> [YOUR GOAL] Return, word for word, the part of the passage about a hard Sunday at home that opens with the words containing "Changes come to" and closes with "to watch TV.".

> [EXERCISE PASSAGE]
The usual routine on Sundays is to go to my parents. Yesterday both Jack and Lily said they were to tired to go. There are some reasons that I will go into for that. Personally though, I really struggled to get through Sunday.
My own mental health has been on the rocks for some time. Some days are better than others. Yesterday, for no reason that I can explain was a bad one. I just never had any energy, and I felt stressed. I was really down, and I couldn’t pick myself up.
Change of routine
I think Jack going out on Saturday was a mistake. The week at school tires him out, and he usually spends most of Saturday in his bedroom. Not being able to do that, and the change of routine definitely effected him this weekend.
Saturday evening was difficult, and it continues into Sunday. He said he was too tired to go to grandmas to see Mack. Given how much he loves to go and see that dog, it was obvious things weren’t right. Lily said she was too tired as well. So we didn’t go. The first half of the day, the kids got on really well. They kept each other amused playing Roblox, and watching TV together.
Personally I was really struggling for any motivation. I was feeling low and couldn’t pick myself up. I wasn’t in a position to go out for a walk to clear my head, with both kids at home. Another thing I like to do is listen to music through headphones. So I can just zone out a bit, but I couldn’t find them. Turns out they were spinning around the washing machine.
Changes come to boiling point
In the afternoon Lily fell of a chair and hurt her back. Nothing serious, but it made her cry. That set Jack off. I had sensed he was ready to explode all weekend, and here it was. I just didn’t have the energy for it. He stomped about and slammed some doors, and in the end his mum calmed him down and got him to talk to her. While I took Lily upstairs to watch TV.

> [STORED DATA]
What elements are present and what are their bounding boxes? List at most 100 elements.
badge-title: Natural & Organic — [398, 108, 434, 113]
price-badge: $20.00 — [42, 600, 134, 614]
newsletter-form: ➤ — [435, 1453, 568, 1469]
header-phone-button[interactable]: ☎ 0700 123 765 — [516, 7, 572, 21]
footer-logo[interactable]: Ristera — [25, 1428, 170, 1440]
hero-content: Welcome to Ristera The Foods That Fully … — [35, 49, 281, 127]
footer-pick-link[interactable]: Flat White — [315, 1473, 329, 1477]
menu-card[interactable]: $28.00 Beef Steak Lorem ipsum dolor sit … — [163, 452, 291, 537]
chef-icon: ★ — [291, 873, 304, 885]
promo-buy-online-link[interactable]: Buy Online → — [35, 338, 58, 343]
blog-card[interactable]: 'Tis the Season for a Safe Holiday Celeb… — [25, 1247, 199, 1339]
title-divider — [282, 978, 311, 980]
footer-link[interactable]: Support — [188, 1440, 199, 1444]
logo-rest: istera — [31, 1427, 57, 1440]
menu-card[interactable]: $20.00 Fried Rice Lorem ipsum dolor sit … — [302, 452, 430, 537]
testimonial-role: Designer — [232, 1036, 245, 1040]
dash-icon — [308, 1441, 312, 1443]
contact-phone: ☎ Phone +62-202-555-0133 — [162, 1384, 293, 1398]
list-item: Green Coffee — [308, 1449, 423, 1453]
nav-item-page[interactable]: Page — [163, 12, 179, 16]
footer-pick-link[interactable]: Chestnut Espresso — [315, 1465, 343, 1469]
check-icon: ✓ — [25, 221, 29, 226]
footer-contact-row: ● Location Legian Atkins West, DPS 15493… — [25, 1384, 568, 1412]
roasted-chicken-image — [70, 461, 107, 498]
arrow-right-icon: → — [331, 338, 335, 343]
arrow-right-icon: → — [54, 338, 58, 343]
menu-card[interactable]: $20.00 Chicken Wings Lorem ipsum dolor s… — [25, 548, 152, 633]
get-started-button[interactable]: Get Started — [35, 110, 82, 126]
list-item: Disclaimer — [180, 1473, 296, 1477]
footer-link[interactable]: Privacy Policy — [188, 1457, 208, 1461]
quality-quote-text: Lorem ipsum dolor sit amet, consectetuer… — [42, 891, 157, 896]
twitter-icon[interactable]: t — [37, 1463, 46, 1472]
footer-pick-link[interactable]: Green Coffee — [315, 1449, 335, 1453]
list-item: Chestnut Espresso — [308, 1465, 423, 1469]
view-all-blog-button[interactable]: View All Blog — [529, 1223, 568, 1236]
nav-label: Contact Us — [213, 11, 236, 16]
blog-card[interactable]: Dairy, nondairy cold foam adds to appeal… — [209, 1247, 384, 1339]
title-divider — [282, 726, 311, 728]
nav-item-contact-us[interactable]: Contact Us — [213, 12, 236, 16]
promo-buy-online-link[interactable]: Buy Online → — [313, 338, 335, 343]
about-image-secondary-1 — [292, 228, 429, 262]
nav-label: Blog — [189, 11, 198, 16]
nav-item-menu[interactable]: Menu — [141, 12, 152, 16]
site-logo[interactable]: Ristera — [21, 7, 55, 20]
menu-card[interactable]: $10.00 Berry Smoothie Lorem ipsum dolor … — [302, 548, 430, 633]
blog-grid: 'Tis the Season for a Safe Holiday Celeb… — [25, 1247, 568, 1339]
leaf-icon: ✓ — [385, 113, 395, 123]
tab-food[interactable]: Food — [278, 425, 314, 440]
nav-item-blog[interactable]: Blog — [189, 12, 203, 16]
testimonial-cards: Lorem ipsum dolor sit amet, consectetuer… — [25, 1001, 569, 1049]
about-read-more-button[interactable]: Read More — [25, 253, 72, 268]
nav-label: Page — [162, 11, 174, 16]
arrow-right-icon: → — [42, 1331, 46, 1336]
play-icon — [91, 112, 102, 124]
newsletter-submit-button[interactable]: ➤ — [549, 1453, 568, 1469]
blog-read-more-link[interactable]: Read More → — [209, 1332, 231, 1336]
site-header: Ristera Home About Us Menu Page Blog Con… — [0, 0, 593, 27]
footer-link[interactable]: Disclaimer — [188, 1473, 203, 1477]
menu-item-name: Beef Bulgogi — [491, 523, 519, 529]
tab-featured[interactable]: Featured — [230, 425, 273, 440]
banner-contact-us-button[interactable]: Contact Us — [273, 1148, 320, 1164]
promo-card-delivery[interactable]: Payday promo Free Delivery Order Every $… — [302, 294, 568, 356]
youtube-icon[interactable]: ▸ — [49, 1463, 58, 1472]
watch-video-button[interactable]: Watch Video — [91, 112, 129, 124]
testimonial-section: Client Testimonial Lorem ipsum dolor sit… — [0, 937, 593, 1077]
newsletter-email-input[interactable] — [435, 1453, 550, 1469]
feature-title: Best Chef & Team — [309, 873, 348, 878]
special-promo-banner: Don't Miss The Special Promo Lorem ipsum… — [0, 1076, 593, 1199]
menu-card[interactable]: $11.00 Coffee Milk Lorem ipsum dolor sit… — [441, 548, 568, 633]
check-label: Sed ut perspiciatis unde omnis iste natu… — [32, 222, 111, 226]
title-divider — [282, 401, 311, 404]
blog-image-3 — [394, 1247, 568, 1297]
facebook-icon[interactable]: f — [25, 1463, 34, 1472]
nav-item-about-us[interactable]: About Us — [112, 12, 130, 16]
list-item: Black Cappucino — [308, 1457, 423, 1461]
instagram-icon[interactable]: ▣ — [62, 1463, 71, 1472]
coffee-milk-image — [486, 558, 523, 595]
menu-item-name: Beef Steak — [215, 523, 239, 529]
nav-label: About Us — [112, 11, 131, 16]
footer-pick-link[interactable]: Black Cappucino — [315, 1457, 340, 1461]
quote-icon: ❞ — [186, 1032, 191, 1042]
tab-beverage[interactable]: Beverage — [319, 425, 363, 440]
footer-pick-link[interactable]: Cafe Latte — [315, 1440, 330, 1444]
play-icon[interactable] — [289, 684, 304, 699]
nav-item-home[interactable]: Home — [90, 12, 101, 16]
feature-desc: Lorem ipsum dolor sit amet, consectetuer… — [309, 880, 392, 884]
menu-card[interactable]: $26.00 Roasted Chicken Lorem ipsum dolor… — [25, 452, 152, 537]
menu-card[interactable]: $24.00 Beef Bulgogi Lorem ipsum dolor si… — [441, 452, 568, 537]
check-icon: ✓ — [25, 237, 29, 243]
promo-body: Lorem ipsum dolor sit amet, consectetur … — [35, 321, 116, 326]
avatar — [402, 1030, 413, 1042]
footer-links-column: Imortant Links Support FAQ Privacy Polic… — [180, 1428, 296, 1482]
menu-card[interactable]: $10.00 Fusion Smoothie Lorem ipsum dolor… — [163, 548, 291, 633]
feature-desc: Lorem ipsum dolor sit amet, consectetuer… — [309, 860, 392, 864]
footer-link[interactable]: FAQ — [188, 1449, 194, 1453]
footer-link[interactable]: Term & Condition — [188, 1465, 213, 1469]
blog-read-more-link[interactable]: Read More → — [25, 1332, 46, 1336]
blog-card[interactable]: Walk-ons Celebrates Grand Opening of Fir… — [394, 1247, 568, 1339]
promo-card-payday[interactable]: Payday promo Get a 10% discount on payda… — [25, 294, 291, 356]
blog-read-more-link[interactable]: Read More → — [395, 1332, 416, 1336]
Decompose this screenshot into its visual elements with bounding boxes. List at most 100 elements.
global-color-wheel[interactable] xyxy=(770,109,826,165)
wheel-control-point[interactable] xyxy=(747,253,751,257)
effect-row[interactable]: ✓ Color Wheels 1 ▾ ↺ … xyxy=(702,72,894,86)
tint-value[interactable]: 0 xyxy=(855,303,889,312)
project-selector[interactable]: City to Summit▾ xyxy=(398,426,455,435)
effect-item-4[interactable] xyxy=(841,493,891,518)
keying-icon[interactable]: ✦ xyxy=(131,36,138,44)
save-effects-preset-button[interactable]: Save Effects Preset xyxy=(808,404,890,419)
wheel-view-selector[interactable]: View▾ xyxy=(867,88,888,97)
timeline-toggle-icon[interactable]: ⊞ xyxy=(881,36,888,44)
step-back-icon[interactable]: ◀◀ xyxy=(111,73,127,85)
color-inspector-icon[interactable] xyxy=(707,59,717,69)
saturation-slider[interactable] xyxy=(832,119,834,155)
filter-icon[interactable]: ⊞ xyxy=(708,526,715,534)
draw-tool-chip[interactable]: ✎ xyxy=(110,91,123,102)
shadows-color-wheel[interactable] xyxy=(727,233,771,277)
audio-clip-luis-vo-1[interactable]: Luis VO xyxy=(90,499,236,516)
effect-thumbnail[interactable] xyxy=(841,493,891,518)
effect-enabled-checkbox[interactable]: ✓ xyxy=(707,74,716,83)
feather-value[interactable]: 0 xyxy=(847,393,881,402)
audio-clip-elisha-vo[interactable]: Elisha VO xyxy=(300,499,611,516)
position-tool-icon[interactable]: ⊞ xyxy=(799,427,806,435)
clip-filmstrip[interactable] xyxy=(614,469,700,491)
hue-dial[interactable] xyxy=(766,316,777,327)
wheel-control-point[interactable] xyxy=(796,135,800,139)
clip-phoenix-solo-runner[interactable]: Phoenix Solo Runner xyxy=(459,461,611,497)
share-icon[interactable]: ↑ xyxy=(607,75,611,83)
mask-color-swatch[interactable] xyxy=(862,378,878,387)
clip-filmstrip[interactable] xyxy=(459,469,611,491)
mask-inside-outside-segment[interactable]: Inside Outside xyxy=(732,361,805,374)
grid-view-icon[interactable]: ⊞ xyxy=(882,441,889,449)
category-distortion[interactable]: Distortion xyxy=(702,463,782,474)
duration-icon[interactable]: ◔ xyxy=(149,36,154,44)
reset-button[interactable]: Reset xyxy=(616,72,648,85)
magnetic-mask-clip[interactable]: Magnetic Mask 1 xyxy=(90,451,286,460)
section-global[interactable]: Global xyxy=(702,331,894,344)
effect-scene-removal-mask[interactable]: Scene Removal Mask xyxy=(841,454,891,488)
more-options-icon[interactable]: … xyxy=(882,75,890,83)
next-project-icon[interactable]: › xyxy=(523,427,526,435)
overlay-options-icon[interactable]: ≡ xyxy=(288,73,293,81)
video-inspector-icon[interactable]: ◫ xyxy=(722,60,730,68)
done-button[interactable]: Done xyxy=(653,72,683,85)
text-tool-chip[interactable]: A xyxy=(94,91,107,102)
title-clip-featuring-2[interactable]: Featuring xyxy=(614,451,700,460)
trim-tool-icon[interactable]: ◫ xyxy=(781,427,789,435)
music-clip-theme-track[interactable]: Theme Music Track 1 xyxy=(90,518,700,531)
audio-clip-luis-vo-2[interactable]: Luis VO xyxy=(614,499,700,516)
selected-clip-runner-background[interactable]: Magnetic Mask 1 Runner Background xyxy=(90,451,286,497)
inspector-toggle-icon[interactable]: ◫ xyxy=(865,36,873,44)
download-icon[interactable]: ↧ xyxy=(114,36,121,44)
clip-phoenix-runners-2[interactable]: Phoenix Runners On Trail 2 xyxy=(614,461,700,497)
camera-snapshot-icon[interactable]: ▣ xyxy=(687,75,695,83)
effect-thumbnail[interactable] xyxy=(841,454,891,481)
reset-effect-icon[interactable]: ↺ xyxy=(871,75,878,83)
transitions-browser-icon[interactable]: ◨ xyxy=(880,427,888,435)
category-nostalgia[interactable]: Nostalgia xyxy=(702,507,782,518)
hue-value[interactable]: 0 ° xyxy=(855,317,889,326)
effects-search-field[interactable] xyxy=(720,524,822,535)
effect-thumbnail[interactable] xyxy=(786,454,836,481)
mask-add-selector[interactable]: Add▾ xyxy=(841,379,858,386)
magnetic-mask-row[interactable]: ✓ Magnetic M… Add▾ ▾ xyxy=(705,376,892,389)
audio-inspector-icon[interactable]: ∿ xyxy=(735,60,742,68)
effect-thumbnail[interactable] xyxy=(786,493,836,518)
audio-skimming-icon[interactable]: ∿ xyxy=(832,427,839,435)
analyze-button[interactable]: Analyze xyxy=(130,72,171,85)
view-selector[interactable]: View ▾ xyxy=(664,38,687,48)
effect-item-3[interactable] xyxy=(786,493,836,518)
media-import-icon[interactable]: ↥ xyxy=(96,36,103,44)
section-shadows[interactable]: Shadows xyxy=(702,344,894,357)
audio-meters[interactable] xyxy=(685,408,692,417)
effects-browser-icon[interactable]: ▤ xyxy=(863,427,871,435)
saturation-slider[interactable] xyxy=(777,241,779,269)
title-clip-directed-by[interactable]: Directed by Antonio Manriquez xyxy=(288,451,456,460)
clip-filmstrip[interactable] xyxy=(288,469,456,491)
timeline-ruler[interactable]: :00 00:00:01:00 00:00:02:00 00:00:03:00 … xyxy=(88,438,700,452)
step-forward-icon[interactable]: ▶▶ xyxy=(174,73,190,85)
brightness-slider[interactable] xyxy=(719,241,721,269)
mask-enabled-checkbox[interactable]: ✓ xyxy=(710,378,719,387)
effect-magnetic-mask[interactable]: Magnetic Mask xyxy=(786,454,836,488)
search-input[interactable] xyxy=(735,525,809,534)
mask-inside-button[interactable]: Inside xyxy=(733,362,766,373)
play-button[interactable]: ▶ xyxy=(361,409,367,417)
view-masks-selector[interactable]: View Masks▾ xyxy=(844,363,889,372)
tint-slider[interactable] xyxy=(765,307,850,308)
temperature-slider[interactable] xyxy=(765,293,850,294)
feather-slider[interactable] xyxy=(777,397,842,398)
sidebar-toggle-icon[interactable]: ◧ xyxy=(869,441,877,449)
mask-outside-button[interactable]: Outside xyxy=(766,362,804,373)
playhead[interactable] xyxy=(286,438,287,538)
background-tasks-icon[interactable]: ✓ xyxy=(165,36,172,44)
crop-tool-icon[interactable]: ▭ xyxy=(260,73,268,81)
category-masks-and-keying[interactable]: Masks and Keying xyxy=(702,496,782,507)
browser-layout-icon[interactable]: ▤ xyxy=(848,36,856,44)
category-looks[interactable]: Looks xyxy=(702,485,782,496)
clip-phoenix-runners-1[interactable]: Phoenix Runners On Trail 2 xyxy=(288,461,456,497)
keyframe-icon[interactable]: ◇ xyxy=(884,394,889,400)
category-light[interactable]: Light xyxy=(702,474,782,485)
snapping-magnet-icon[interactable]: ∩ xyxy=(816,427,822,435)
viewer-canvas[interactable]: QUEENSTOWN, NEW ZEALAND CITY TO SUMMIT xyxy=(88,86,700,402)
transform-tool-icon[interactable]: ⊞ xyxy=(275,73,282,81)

> [FINAL ANSWER]
Changes come to boiling point
In the afternoon Lily fell of a chair and hurt her back. Nothing serious, but it made her cry. That set Jack off. I had sensed he was ready to explode all weekend, and here it was. I just didn’t have the energy for it. He stomped about and slammed some doors, and in the end his mum calmed him down and got him to talk to her. While I took Lily upstairs to watch TV.